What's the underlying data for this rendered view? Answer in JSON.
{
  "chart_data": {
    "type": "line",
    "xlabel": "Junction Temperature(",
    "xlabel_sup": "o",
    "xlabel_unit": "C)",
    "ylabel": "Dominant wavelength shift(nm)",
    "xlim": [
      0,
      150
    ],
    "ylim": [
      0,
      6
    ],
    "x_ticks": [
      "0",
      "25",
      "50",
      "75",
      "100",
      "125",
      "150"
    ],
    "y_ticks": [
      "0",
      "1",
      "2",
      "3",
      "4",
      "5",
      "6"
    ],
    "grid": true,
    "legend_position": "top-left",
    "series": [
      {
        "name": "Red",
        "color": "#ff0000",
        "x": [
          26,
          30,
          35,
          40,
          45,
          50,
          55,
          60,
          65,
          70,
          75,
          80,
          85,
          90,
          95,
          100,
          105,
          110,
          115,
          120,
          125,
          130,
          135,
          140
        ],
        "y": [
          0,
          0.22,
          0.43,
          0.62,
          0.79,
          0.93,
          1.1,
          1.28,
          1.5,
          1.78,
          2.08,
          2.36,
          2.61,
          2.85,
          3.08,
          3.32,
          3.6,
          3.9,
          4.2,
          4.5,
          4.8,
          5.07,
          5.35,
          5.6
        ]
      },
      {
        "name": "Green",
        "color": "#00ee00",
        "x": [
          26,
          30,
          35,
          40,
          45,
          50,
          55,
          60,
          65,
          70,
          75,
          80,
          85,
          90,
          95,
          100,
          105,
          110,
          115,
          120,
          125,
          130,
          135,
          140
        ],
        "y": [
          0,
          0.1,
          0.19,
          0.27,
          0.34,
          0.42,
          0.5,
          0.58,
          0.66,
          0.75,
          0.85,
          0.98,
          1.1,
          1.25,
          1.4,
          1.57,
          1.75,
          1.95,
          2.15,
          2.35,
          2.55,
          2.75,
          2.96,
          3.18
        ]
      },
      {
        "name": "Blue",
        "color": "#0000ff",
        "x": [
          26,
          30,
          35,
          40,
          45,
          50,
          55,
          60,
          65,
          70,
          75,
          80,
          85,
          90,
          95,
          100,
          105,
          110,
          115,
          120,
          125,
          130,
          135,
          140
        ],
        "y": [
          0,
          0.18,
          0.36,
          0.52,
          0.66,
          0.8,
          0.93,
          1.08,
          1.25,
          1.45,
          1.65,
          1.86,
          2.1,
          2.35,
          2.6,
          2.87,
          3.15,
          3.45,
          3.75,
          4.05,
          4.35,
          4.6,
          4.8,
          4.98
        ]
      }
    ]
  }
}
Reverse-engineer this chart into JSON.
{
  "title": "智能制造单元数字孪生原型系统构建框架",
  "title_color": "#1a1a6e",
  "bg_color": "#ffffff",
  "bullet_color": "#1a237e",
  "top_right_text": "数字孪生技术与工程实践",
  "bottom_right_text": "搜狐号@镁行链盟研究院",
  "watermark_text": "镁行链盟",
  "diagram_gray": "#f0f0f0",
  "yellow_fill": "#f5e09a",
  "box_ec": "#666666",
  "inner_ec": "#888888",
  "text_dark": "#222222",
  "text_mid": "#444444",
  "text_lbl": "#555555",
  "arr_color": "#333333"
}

----------------------------------------

# [Problem to work on]
Select from the material above each line in which the string "JSON" appears, and list those lines.

# [Output of the exercise]
What's the underlying data for this rendered view? Answer in JSON.
Reverse-engineer this chart into JSON.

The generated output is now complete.